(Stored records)

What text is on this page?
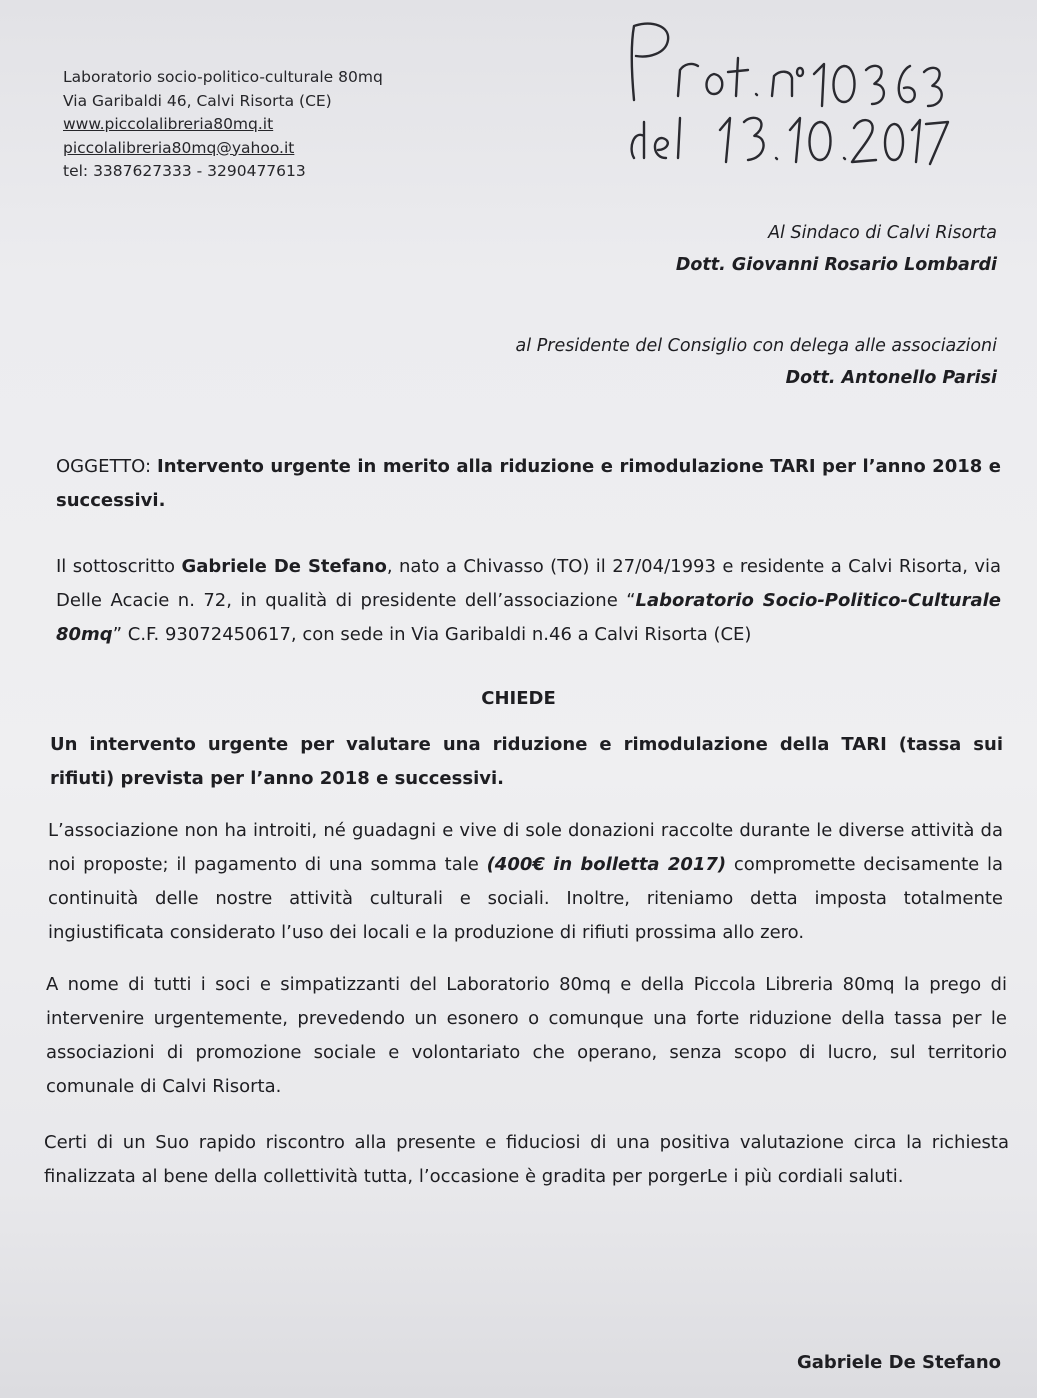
Laboratorio socio-politico-culturale 80mq
Via Garibaldi 46, Calvi Risorta (CE)
www.piccolalibreria80mq.it
piccolalibreria80mq@yahoo.it
tel: 3387627333 - 3290477613
Al Sindaco di Calvi Risorta
Dott. Giovanni Rosario Lombardi
al Presidente del Consiglio con delega alle associazioni
Dott. Antonello Parisi
OGGETTO: Intervento urgente in merito alla riduzione e rimodulazione TARI per l’anno 2018 e successivi.
Il sottoscritto Gabriele De Stefano, nato a Chivasso (TO) il 27/04/1993 e residente a Calvi Risorta, via Delle Acacie n. 72, in qualità di presidente dell’associazione “Laboratorio Socio-Politico-Culturale 80mq” C.F. 93072450617, con sede in Via Garibaldi n.46 a Calvi Risorta (CE)
CHIEDE
Un intervento urgente per valutare una riduzione e rimodulazione della TARI (tassa sui rifiuti) prevista per l’anno 2018 e successivi.
L’associazione non ha introiti, né guadagni e vive di sole donazioni raccolte durante le diverse attività da noi proposte; il pagamento di una somma tale (400€ in bolletta 2017) compromette decisamente la continuità delle nostre attività culturali e sociali. Inoltre, riteniamo detta imposta totalmente ingiustificata considerato l’uso dei locali e la produzione di rifiuti prossima allo zero.
A nome di tutti i soci e simpatizzanti del Laboratorio 80mq e della Piccola Libreria 80mq la prego di intervenire urgentemente, prevedendo un esonero o comunque una forte riduzione della tassa per le associazioni di promozione sociale e volontariato che operano, senza scopo di lucro, sul territorio comunale di Calvi Risorta.
Certi di un Suo rapido riscontro alla presente e fiduciosi di una positiva valutazione circa la richiesta finalizzata al bene della collettività tutta, l’occasione è gradita per porgerLe i più cordiali saluti.
Gabriele De Stefano
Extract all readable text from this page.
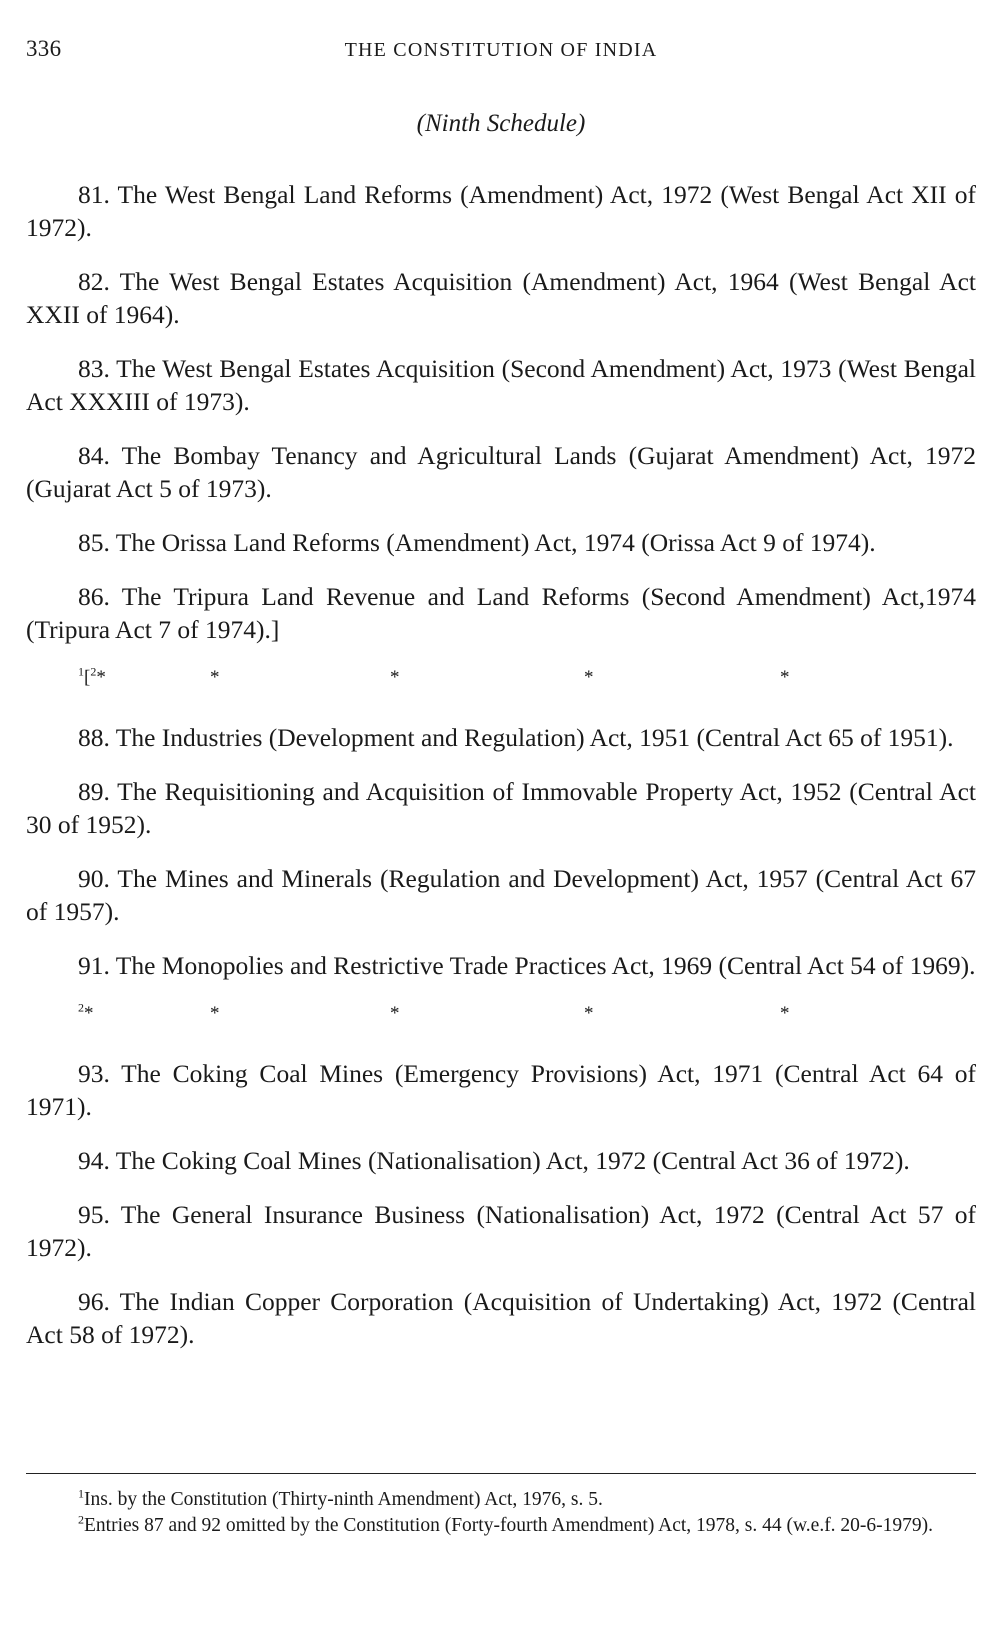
336	THE CONSTITUTION OF INDIA
(Ninth Schedule)

81. The West Bengal Land Reforms (Amendment) Act, 1972 (West Bengal Act XII of 1972).

82. The West Bengal Estates Acquisition (Amendment) Act, 1964 (West Bengal Act XXII of 1964).

83. The West Bengal Estates Acquisition (Second Amendment) Act, 1973 (West Bengal Act XXXIII of 1973).

84. The Bombay Tenancy and Agricultural Lands (Gujarat Amendment) Act, 1972 (Gujarat Act 5 of 1973).

85. The Orissa Land Reforms (Amendment) Act, 1974 (Orissa Act 9 of 1974).

86. The Tripura Land Revenue and Land Reforms (Second Amendment) Act,1974 (Tripura Act 7 of 1974).]

$^1$[$^2$*	*	*	*	*

88. The Industries (Development and Regulation) Act, 1951 (Central Act 65 of 1951).

89. The Requisitioning and Acquisition of Immovable Property Act, 1952 (Central Act 30 of 1952).

90. The Mines and Minerals (Regulation and Development) Act, 1957 (Central Act 67 of 1957).

91. The Monopolies and Restrictive Trade Practices Act, 1969 (Central Act 54 of 1969).

$^2$*	*	*	*	*

93. The Coking Coal Mines (Emergency Provisions) Act, 1971 (Central Act 64 of 1971).

94. The Coking Coal Mines (Nationalisation) Act, 1972 (Central Act 36 of 1972).

95. The General Insurance Business (Nationalisation) Act, 1972 (Central Act 57 of 1972).

96. The Indian Copper Corporation (Acquisition of Undertaking) Act, 1972 (Central Act 58 of 1972).

$^1$Ins. by the Constitution (Thirty-ninth Amendment) Act, 1976, s. 5.

$^2$Entries 87 and 92 omitted by the Constitution (Forty-fourth Amendment) Act, 1978, s. 44 (w.e.f. 20-6-1979).
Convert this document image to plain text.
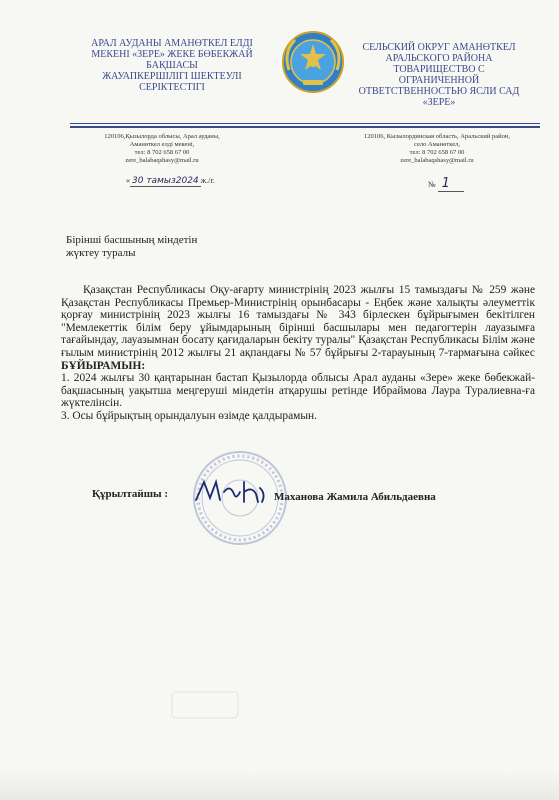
АРАЛ АУДАНЫ АМАНӨТКЕЛ ЕЛДІ
МЕКЕНІ «ЗЕРЕ» ЖЕКЕ БӨБЕКЖАЙ
БАҚШАСЫ
ЖАУАПКЕРШІЛІГІ ШЕКТЕУЛІ
СЕРІКТЕСТІГІ
СЕЛЬСКИЙ ОКРУГ АМАНӨТКЕЛ
АРАЛЬСКОГО РАЙОНА
ТОВАРИЩЕСТВО С
ОГРАНИЧЕННОЙ
ОТВЕТСТВЕННОСТЬЮ ЯСЛИ САД
«ЗЕРЕ»
120106,Қызылорда облысы, Арал ауданы,
Аманөткел елді мекені,
тел: 8 702 658 67 00
zere_balabaqshasy@mail.ru
120106, Кызылординская область, Аральский район,
село Аманөткел,
тел: 8 702 658 67 00
zere_balabaqshasy@mail.ru
« 30 тамыз2024 ж./г.	№ 1
Бірінші басшының міндетін
жүктеу туралы

Қазақстан Республикасы Оқу-ағарту министрінің 2023 жылғы 15 тамыздағы № 259 және Қазақстан Республикасы Премьер-Министрінің орынбасары - Еңбек және халықты әлеуметтік қорғау министрінің 2023 жылғы 16 тамыздағы № 343 бірлескен бұйрығымен бекітілген "Мемлекеттік білім беру ұйымдарының бірінші басшылары мен педагогтерін лауазымға тағайындау, лауазымнан босату қағидаларын бекіту туралы" Қазақстан Республикасы Білім және ғылым министрінің 2012 жылғы 21 ақпандағы № 57 бұйрығы 2-тарауының 7-тармағына сәйкес БҰЙЫРАМЫН:

1. 2024 жылғы 30 қаңтарынан бастап Қызылорда облысы Арал ауданы «Зере» жеке бөбекжай- бақшасының уақытша меңгеруші міндетін атқарушы ретінде Ибраймова Лаура Туралиевна-ға жүктелінсін.

3. Осы бұйрықтың орындалуын өзімде қалдырамын.

Құрылтайшы :	Маханова Жамила Абильдаевна
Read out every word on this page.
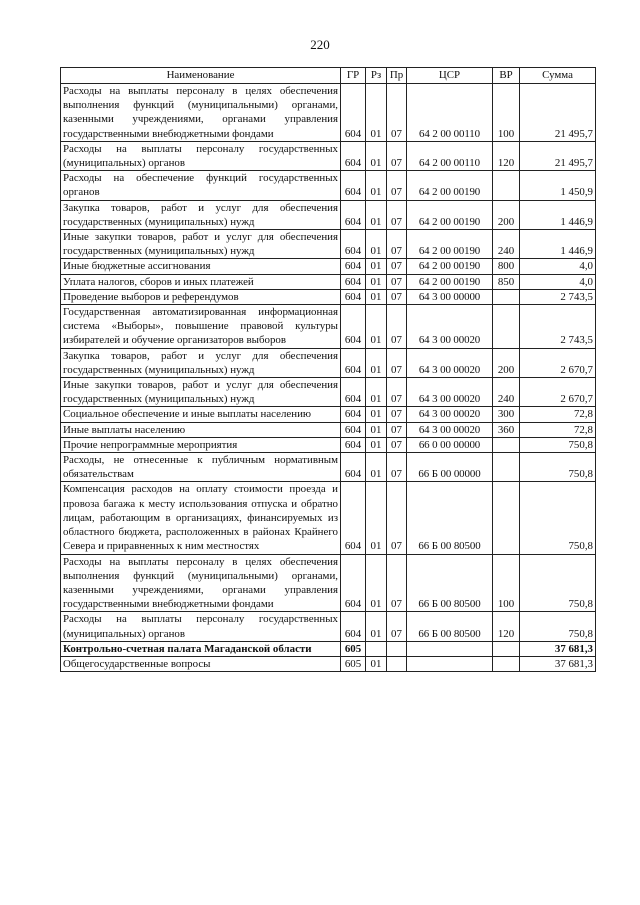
220
Наименование	ГР	Рз	Пр	ЦСР	ВР	Сумма
Расходы на выплаты персоналу в целях обеспечения выполнения функций (муниципальными) органами, казенными учреждениями, органами управления государственными внебюджетными фондами	604	01	07	64 2 00 00110	100	21 495,7
Расходы на выплаты персоналу государственных (муниципальных) органов	604	01	07	64 2 00 00110	120	21 495,7
Расходы на обеспечение функций государственных органов	604	01	07	64 2 00 00190		1 450,9
Закупка товаров, работ и услуг для обеспечения государственных (муниципальных) нужд	604	01	07	64 2 00 00190	200	1 446,9
Иные закупки товаров, работ и услуг для обеспечения государственных (муниципальных) нужд	604	01	07	64 2 00 00190	240	1 446,9
Иные бюджетные ассигнования	604	01	07	64 2 00 00190	800	4,0
Уплата налогов, сборов и иных платежей	604	01	07	64 2 00 00190	850	4,0
Проведение выборов и референдумов	604	01	07	64 3 00 00000		2 743,5
Государственная автоматизированная информационная система «Выборы», повышение правовой культуры избирателей и обучение организаторов выборов	604	01	07	64 3 00 00020		2 743,5
Закупка товаров, работ и услуг для обеспечения государственных (муниципальных) нужд	604	01	07	64 3 00 00020	200	2 670,7
Иные закупки товаров, работ и услуг для обеспечения государственных (муниципальных) нужд	604	01	07	64 3 00 00020	240	2 670,7
Социальное обеспечение и иные выплаты населению	604	01	07	64 3 00 00020	300	72,8
Иные выплаты населению	604	01	07	64 3 00 00020	360	72,8
Прочие непрограммные мероприятия	604	01	07	66 0 00 00000		750,8
Расходы, не отнесенные к публичным нормативным обязательствам	604	01	07	66 Б 00 00000		750,8
Компенсация расходов на оплату стоимости проезда и провоза багажа к месту использования отпуска и обратно лицам, работающим в организациях, финансируемых из областного бюджета, расположенных в районах Крайнего Севера и приравненных к ним местностях	604	01	07	66 Б 00 80500		750,8
Расходы на выплаты персоналу в целях обеспечения выполнения функций (муниципальными) органами, казенными учреждениями, органами управления государственными внебюджетными фондами	604	01	07	66 Б 00 80500	100	750,8
Расходы на выплаты персоналу государственных (муниципальных) органов	604	01	07	66 Б 00 80500	120	750,8
Контрольно-счетная палата Магаданской области	605					37 681,3
Общегосударственные вопросы	605	01				37 681,3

* **What is required**
Each line in the entries above that includes the string "della" should be extracted.

* **Reply to the exercise**
Un intervento urgente per valutare una riduzione e rimodulazione della TARI (tassa sui rifiuti) prevista per l’anno 2018 e successivi.
A nome di tutti i soci e simpatizzanti del Laboratorio 80mq e della Piccola Libreria 80mq la prego di intervenire urgentemente, prevedendo un esonero o comunque una forte riduzione della tassa per le associazioni di promozione sociale e volontariato che operano, senza scopo di lucro, sul territorio comunale di Calvi Risorta.
Certi di un Suo rapido riscontro alla presente e fiduciosi di una positiva valutazione circa la richiesta finalizzata al bene della collettività tutta, l’occasione è gradita per porgerLe i più cordiali saluti.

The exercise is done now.